Transcribe each record below word for word.
─── Listed records
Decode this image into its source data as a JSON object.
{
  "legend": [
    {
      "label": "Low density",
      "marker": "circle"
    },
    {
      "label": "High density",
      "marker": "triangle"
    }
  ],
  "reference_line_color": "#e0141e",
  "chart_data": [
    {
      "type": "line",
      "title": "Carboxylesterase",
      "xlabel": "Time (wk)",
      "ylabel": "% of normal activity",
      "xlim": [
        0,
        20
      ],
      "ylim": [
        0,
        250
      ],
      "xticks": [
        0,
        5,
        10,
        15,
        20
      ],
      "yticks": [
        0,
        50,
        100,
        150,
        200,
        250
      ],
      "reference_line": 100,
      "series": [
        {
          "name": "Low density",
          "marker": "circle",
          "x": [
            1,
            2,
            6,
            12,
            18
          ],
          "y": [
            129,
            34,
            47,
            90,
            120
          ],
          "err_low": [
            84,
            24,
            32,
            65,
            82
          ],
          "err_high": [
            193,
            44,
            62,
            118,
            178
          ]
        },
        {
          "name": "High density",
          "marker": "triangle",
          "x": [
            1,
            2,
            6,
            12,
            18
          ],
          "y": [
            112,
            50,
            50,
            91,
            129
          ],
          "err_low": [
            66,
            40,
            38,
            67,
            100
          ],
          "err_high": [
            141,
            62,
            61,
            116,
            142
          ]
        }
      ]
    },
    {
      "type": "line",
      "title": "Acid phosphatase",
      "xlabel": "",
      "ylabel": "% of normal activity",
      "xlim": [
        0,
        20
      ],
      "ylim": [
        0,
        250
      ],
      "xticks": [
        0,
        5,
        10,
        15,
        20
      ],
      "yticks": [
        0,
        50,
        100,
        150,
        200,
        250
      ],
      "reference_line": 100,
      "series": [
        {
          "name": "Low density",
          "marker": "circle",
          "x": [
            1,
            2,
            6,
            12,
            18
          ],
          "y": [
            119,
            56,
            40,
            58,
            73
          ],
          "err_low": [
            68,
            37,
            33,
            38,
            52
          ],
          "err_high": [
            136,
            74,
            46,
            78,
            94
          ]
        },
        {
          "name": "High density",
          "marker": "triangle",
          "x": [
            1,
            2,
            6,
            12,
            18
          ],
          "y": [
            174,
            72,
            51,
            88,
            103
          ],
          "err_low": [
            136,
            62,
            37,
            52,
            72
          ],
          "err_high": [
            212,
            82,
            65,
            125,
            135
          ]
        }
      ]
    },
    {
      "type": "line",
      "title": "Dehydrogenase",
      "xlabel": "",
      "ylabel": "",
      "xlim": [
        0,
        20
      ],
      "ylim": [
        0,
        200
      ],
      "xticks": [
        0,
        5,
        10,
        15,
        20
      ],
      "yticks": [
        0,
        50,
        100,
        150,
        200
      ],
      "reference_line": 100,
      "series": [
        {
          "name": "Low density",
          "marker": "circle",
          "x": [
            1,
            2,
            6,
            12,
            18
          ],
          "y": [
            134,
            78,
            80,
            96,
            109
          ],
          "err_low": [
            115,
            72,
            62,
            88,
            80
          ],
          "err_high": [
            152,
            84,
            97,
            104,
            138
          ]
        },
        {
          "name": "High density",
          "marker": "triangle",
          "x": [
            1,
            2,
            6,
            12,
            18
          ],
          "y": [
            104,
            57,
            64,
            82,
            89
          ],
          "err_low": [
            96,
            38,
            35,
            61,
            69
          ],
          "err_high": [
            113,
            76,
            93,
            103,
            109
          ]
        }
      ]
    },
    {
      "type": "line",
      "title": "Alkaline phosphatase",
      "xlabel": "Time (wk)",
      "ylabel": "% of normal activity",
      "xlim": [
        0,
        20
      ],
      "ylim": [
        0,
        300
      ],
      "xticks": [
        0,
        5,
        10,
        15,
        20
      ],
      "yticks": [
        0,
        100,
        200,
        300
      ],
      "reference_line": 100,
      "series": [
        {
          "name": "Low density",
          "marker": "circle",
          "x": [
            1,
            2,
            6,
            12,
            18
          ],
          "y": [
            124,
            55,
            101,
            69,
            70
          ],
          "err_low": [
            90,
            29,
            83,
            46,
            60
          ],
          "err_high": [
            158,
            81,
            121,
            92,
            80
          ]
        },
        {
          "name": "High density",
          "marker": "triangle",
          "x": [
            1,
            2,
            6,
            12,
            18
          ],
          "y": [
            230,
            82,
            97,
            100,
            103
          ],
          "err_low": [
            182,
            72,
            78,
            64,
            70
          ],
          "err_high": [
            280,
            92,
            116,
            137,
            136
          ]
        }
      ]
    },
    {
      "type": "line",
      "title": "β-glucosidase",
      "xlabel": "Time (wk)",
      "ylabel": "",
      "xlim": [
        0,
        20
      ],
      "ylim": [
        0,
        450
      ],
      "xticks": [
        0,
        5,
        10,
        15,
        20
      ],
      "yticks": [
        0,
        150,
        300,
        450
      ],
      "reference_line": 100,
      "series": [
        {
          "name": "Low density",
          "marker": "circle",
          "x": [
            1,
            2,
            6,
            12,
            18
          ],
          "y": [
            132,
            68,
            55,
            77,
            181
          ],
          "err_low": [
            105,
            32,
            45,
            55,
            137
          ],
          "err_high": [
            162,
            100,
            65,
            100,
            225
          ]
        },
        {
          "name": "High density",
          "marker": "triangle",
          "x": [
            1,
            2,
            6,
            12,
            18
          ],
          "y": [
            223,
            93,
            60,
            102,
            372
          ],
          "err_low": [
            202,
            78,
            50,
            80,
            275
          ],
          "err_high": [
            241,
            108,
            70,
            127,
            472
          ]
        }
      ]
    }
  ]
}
──────
_Output below_
Decode this image into its source data as a JSON object.
{
  "legend": [
    {
      "label": "Low density",
      "marker": "circle"
    },
    {
      "label": "High density",
      "marker": "triangle"
    }
  ],
  "reference_line_color": "#e0141e",
  "chart_data": [
    {
      "type": "line",
      "title": "Carboxylesterase",
      "xlabel": "Time (wk)",
      "ylabel": "% of normal activity",
      "xlim": [
        0,
        20
      ],
      "ylim": [
        0,
        250
      ],
      "xticks": [
        0,
        5,
        10,
        15,
        20
      ],
      "yticks": [
        0,
        50,
        100,
        150,
        200,
        250
      ],
      "reference_line": 100,
      "series": [
        {
          "name": "Low density",
          "marker": "circle",
          "x": [
            1,
            2,
            6,
            12,
            18
          ],
          "y": [
            129,
            34,
            47,
            90,
            120
          ],
          "err_low": [
            84,
            24,
            32,
            65,
            82
          ],
          "err_high": [
            193,
            44,
            62,
            118,
            178
          ]
        },
        {
          "name": "High density",
          "marker": "triangle",
          "x": [
            1,
            2,
            6,
            12,
            18
          ],
          "y": [
            112,
            50,
            50,
            91,
            129
          ],
          "err_low": [
            66,
            40,
            38,
            67,
            100
          ],
          "err_high": [
            141,
            62,
            61,
            116,
            142
          ]
        }
      ]
    },
    {
      "type": "line",
      "title": "Acid phosphatase",
      "xlabel": "",
      "ylabel": "% of normal activity",
      "xlim": [
        0,
        20
      ],
      "ylim": [
        0,
        250
      ],
      "xticks": [
        0,
        5,
        10,
        15,
        20
      ],
      "yticks": [
        0,
        50,
        100,
        150,
        200,
        250
      ],
      "reference_line": 100,
      "series": [
        {
          "name": "Low density",
          "marker": "circle",
          "x": [
            1,
            2,
            6,
            12,
            18
          ],
          "y": [
            119,
            56,
            40,
            58,
            73
          ],
          "err_low": [
            68,
            37,
            33,
            38,
            52
          ],
          "err_high": [
            136,
            74,
            46,
            78,
            94
          ]
        },
        {
          "name": "High density",
          "marker": "triangle",
          "x": [
            1,
            2,
            6,
            12,
            18
          ],
          "y": [
            174,
            72,
            51,
            88,
            103
          ],
          "err_low": [
            136,
            62,
            37,
            52,
            72
          ],
          "err_high": [
            212,
            82,
            65,
            125,
            135
          ]
        }
      ]
    },
    {
      "type": "line",
      "title": "Dehydrogenase",
      "xlabel": "",
      "ylabel": "",
      "xlim": [
        0,
        20
      ],
      "ylim": [
        0,
        200
      ],
      "xticks": [
        0,
        5,
        10,
        15,
        20
      ],
      "yticks": [
        0,
        50,
        100,
        150,
        200
      ],
      "reference_line": 100,
      "series": [
        {
          "name": "Low density",
          "marker": "circle",
          "x": [
            1,
            2,
            6,
            12,
            18
          ],
          "y": [
            134,
            78,
            80,
            96,
            109
          ],
          "err_low": [
            115,
            72,
            62,
            88,
            80
          ],
          "err_high": [
            152,
            84,
            97,
            104,
            138
          ]
        },
        {
          "name": "High density",
          "marker": "triangle",
          "x": [
            1,
            2,
            6,
            12,
            18
          ],
          "y": [
            104,
            57,
            64,
            82,
            89
          ],
          "err_low": [
            96,
            38,
            35,
            61,
            69
          ],
          "err_high": [
            113,
            76,
            93,
            103,
            109
          ]
        }
      ]
    },
    {
      "type": "line",
      "title": "Alkaline phosphatase",
      "xlabel": "Time (wk)",
      "ylabel": "% of normal activity",
      "xlim": [
        0,
        20
      ],
      "ylim": [
        0,
        300
      ],
      "xticks": [
        0,
        5,
        10,
        15,
        20
      ],
      "yticks": [
        0,
        100,
        200,
        300
      ],
      "reference_line": 100,
      "series": [
        {
          "name": "Low density",
          "marker": "circle",
          "x": [
            1,
            2,
            6,
            12,
            18
          ],
          "y": [
            124,
            55,
            101,
            69,
            70
          ],
          "err_low": [
            90,
            29,
            83,
            46,
            60
          ],
          "err_high": [
            158,
            81,
            121,
            92,
            80
          ]
        },
        {
          "name": "High density",
          "marker": "triangle",
          "x": [
            1,
            2,
            6,
            12,
            18
          ],
          "y": [
            230,
            82,
            97,
            100,
            103
          ],
          "err_low": [
            182,
            72,
            78,
            64,
            70
          ],
          "err_high": [
            280,
            92,
            116,
            137,
            136
          ]
        }
      ]
    },
    {
      "type": "line",
      "title": "β-glucosidase",
      "xlabel": "Time (wk)",
      "ylabel": "",
      "xlim": [
        0,
        20
      ],
      "ylim": [
        0,
        450
      ],
      "xticks": [
        0,
        5,
        10,
        15,
        20
      ],
      "yticks": [
        0,
        150,
        300,
        450
      ],
      "reference_line": 100,
      "series": [
        {
          "name": "Low density",
          "marker": "circle",
          "x": [
            1,
            2,
            6,
            12,
            18
          ],
          "y": [
            132,
            68,
            55,
            77,
            181
          ],
          "err_low": [
            105,
            32,
            45,
            55,
            137
          ],
          "err_high": [
            162,
            100,
            65,
            100,
            225
          ]
        },
        {
          "name": "High density",
          "marker": "triangle",
          "x": [
            1,
            2,
            6,
            12,
            18
          ],
          "y": [
            223,
            93,
            60,
            102,
            372
          ],
          "err_low": [
            202,
            78,
            50,
            80,
            275
          ],
          "err_high": [
            241,
            108,
            70,
            127,
            472
          ]
        }
      ]
    }
  ]
}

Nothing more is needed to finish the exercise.